── INFORMATION PROVIDED
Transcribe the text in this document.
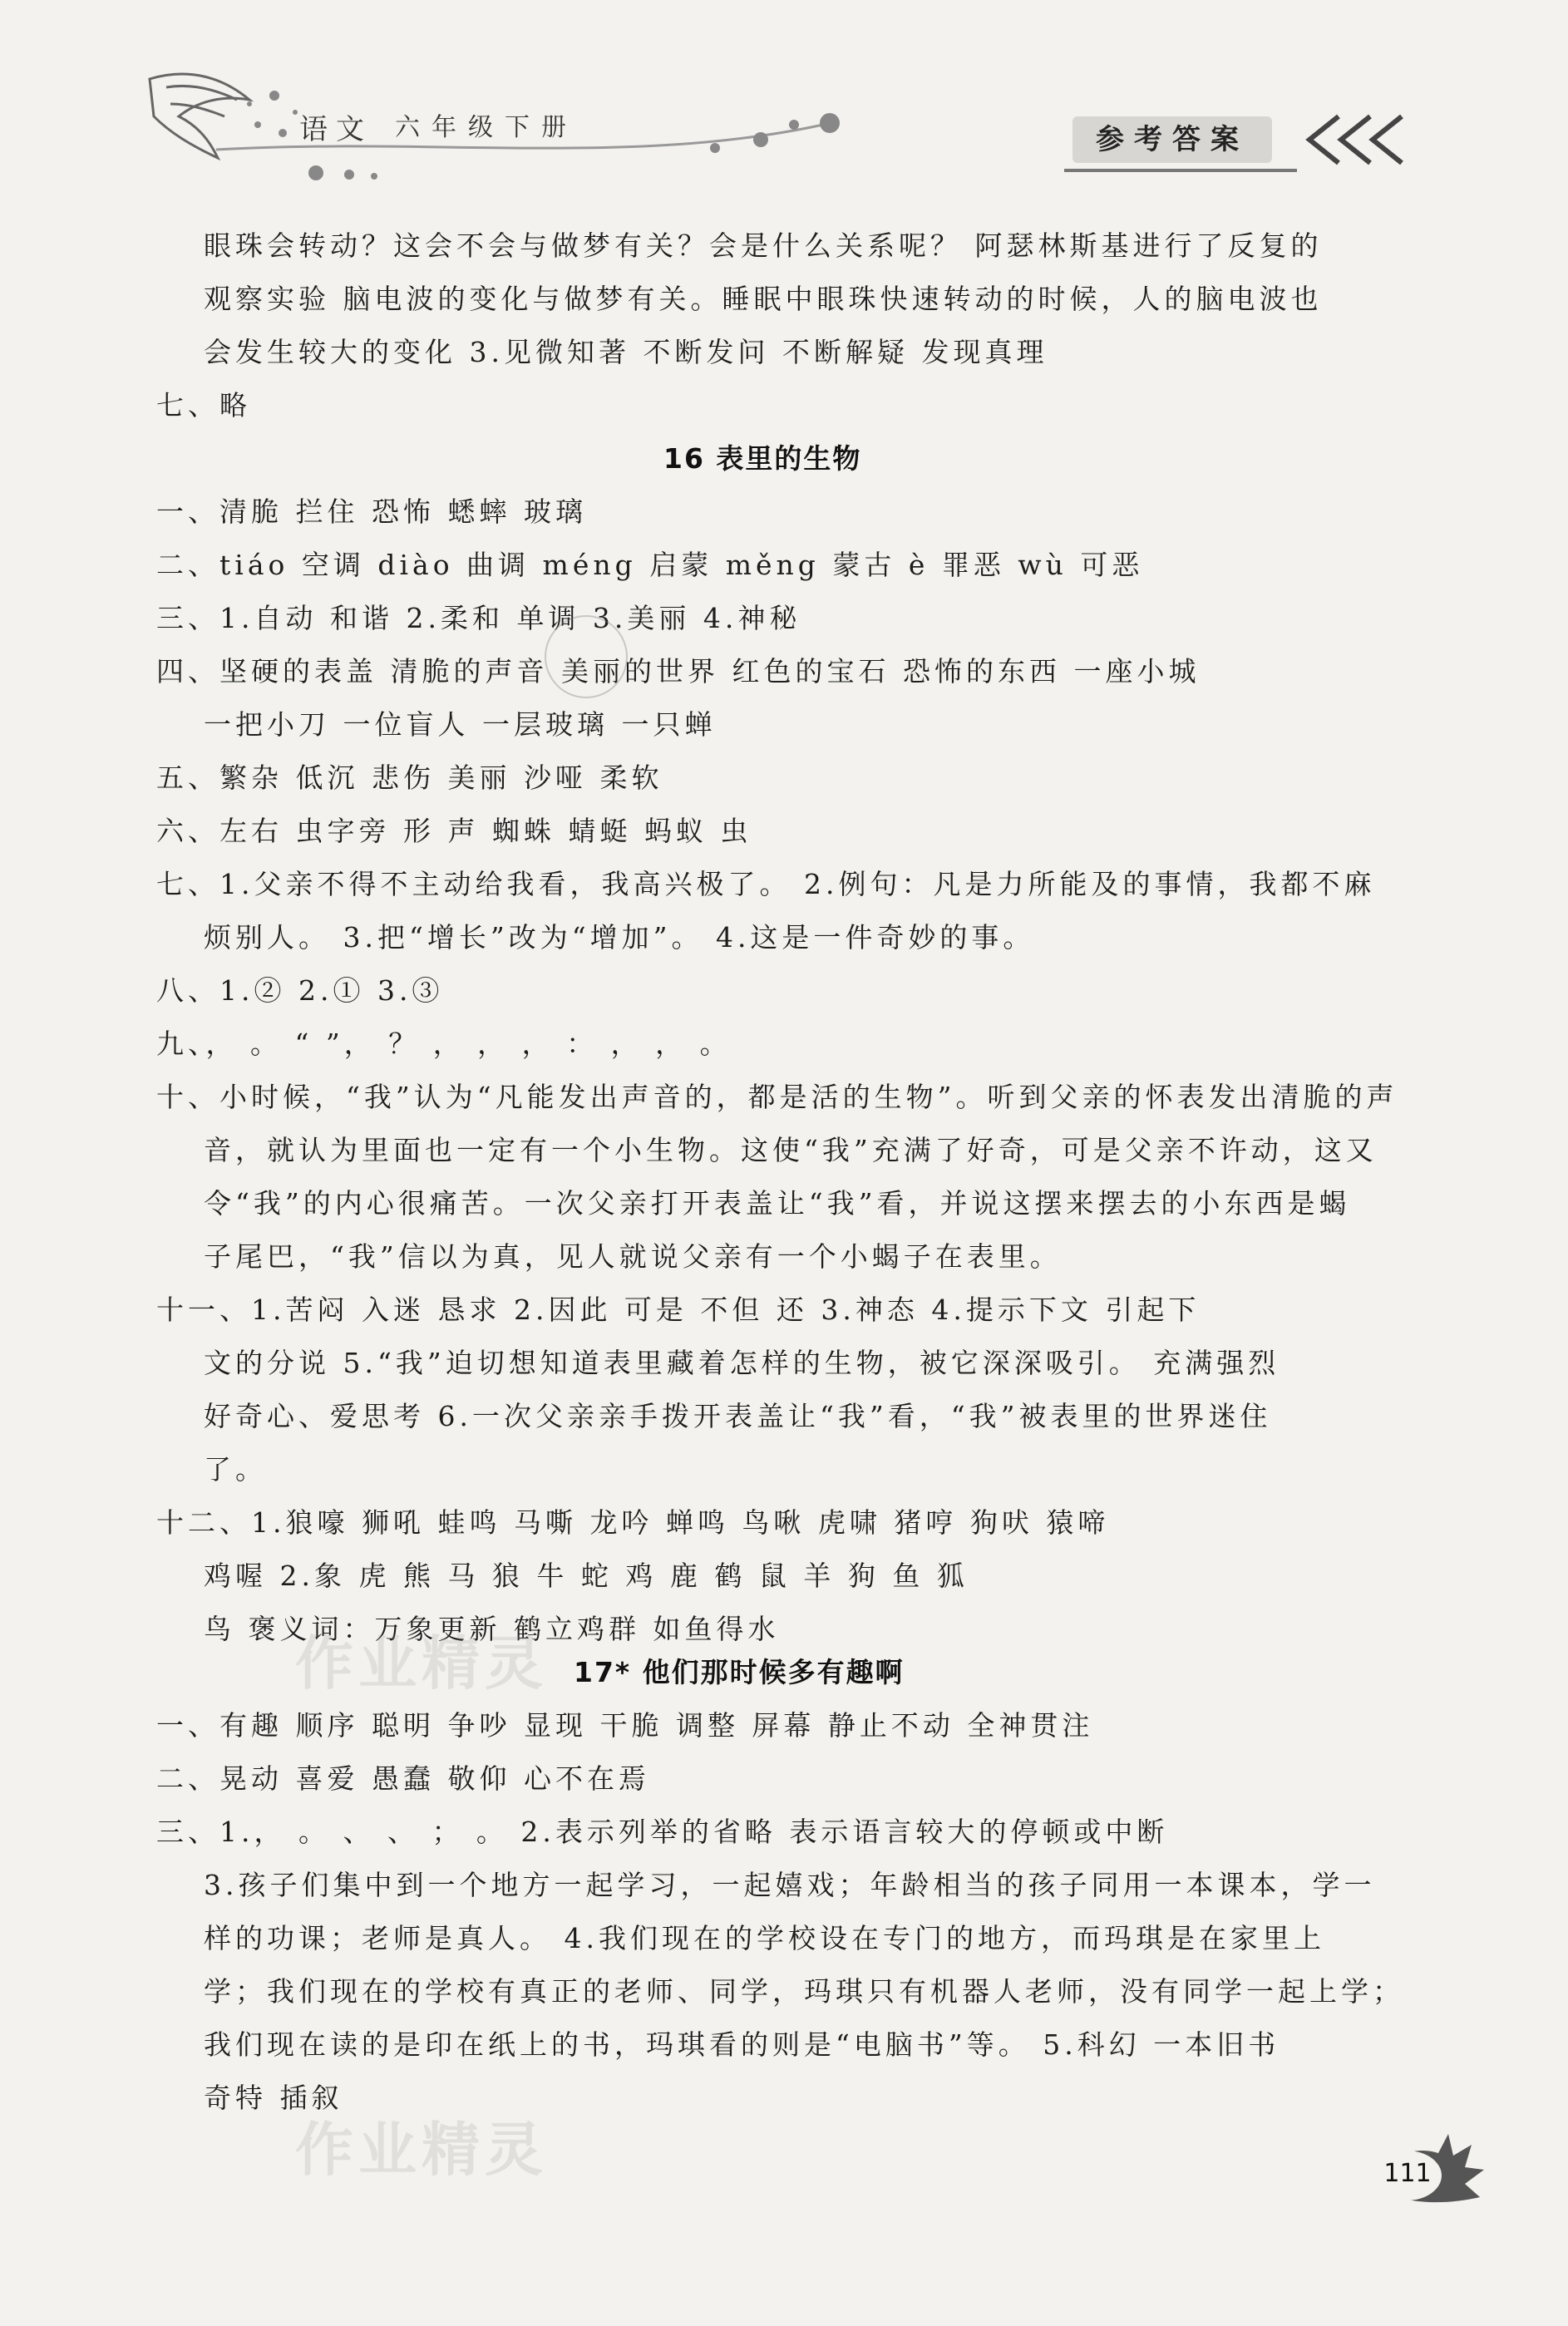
语文 六年级下册	参考答案
眼珠会转动？这会不会与做梦有关？会是什么关系呢？ 阿瑟林斯基进行了反复的
观察实验 脑电波的变化与做梦有关。睡眠中眼珠快速转动的时候，人的脑电波也
会发生较大的变化 3.见微知著 不断发问 不断解疑 发现真理
七、略
16 表里的生物
一、清脆 拦住 恐怖 蟋蟀 玻璃
二、tiáo 空调 diào 曲调 méng 启蒙 měng 蒙古 è 罪恶 wù 可恶
三、1.自动 和谐 2.柔和 单调 3.美丽 4.神秘
四、坚硬的表盖 清脆的声音 美丽的世界 红色的宝石 恐怖的东西 一座小城
一把小刀 一位盲人 一层玻璃 一只蝉
五、繁杂 低沉 悲伤 美丽 沙哑 柔软
六、左右 虫字旁 形 声 蜘蛛 蜻蜓 蚂蚁 虫
七、1.父亲不得不主动给我看，我高兴极了。 2.例句：凡是力所能及的事情，我都不麻
烦别人。 3.把“增长”改为“增加”。 4.这是一件奇妙的事。
八、1.② 2.① 3.③
九、， 。 “ ”， ？ ， ， ， ： ， ， 。
十、小时候，“我”认为“凡能发出声音的，都是活的生物”。听到父亲的怀表发出清脆的声
音，就认为里面也一定有一个小生物。这使“我”充满了好奇，可是父亲不许动，这又
令“我”的内心很痛苦。一次父亲打开表盖让“我”看，并说这摆来摆去的小东西是蝎
子尾巴，“我”信以为真，见人就说父亲有一个小蝎子在表里。
十一、1.苦闷 入迷 恳求 2.因此 可是 不但 还 3.神态 4.提示下文 引起下
文的分说 5.“我”迫切想知道表里藏着怎样的生物，被它深深吸引。 充满强烈
好奇心、爱思考 6.一次父亲亲手拨开表盖让“我”看，“我”被表里的世界迷住
了。
十二、1.狼嚎 狮吼 蛙鸣 马嘶 龙吟 蝉鸣 鸟啾 虎啸 猪哼 狗吠 猿啼
鸡喔 2.象 虎 熊 马 狼 牛 蛇 鸡 鹿 鹤 鼠 羊 狗 鱼 狐
鸟 褒义词：万象更新 鹤立鸡群 如鱼得水
17* 他们那时候多有趣啊
一、有趣 顺序 聪明 争吵 显现 干脆 调整 屏幕 静止不动 全神贯注
二、晃动 喜爱 愚蠢 敬仰 心不在焉
三、1.， 。 、 、 ； 。 2.表示列举的省略 表示语言较大的停顿或中断
3.孩子们集中到一个地方一起学习，一起嬉戏；年龄相当的孩子同用一本课本，学一
样的功课；老师是真人。 4.我们现在的学校设在专门的地方，而玛琪是在家里上
学；我们现在的学校有真正的老师、同学，玛琪只有机器人老师，没有同学一起上学；
我们现在读的是印在纸上的书，玛琪看的则是“电脑书”等。 5.科幻 一本旧书
奇特 插叙
作业精灵
作业精灵	111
────
• **DIRECTIVE**
Print each line of the material above exactly, with the pictures removed from your copy.

• **PROBLEM SOLUTION**
Transcribe the text in this document.
语文 六年级下册	参考答案
眼珠会转动？这会不会与做梦有关？会是什么关系呢？ 阿瑟林斯基进行了反复的
观察实验 脑电波的变化与做梦有关。睡眠中眼珠快速转动的时候，人的脑电波也
会发生较大的变化 3.见微知著 不断发问 不断解疑 发现真理
七、略
16 表里的生物
一、清脆 拦住 恐怖 蟋蟀 玻璃
二、tiáo 空调 diào 曲调 méng 启蒙 měng 蒙古 è 罪恶 wù 可恶
三、1.自动 和谐 2.柔和 单调 3.美丽 4.神秘
四、坚硬的表盖 清脆的声音 美丽的世界 红色的宝石 恐怖的东西 一座小城
一把小刀 一位盲人 一层玻璃 一只蝉
五、繁杂 低沉 悲伤 美丽 沙哑 柔软
六、左右 虫字旁 形 声 蜘蛛 蜻蜓 蚂蚁 虫
七、1.父亲不得不主动给我看，我高兴极了。 2.例句：凡是力所能及的事情，我都不麻
烦别人。 3.把“增长”改为“增加”。 4.这是一件奇妙的事。
八、1.② 2.① 3.③
九、， 。 “ ”， ？ ， ， ， ： ， ， 。
十、小时候，“我”认为“凡能发出声音的，都是活的生物”。听到父亲的怀表发出清脆的声
音，就认为里面也一定有一个小生物。这使“我”充满了好奇，可是父亲不许动，这又
令“我”的内心很痛苦。一次父亲打开表盖让“我”看，并说这摆来摆去的小东西是蝎
子尾巴，“我”信以为真，见人就说父亲有一个小蝎子在表里。
十一、1.苦闷 入迷 恳求 2.因此 可是 不但 还 3.神态 4.提示下文 引起下
文的分说 5.“我”迫切想知道表里藏着怎样的生物，被它深深吸引。 充满强烈
好奇心、爱思考 6.一次父亲亲手拨开表盖让“我”看，“我”被表里的世界迷住
了。
十二、1.狼嚎 狮吼 蛙鸣 马嘶 龙吟 蝉鸣 鸟啾 虎啸 猪哼 狗吠 猿啼
鸡喔 2.象 虎 熊 马 狼 牛 蛇 鸡 鹿 鹤 鼠 羊 狗 鱼 狐
鸟 褒义词：万象更新 鹤立鸡群 如鱼得水
17* 他们那时候多有趣啊
一、有趣 顺序 聪明 争吵 显现 干脆 调整 屏幕 静止不动 全神贯注
二、晃动 喜爱 愚蠢 敬仰 心不在焉
三、1.， 。 、 、 ； 。 2.表示列举的省略 表示语言较大的停顿或中断
3.孩子们集中到一个地方一起学习，一起嬉戏；年龄相当的孩子同用一本课本，学一
样的功课；老师是真人。 4.我们现在的学校设在专门的地方，而玛琪是在家里上
学；我们现在的学校有真正的老师、同学，玛琪只有机器人老师，没有同学一起上学；
我们现在读的是印在纸上的书，玛琪看的则是“电脑书”等。 5.科幻 一本旧书
奇特 插叙
作业精灵
作业精灵	111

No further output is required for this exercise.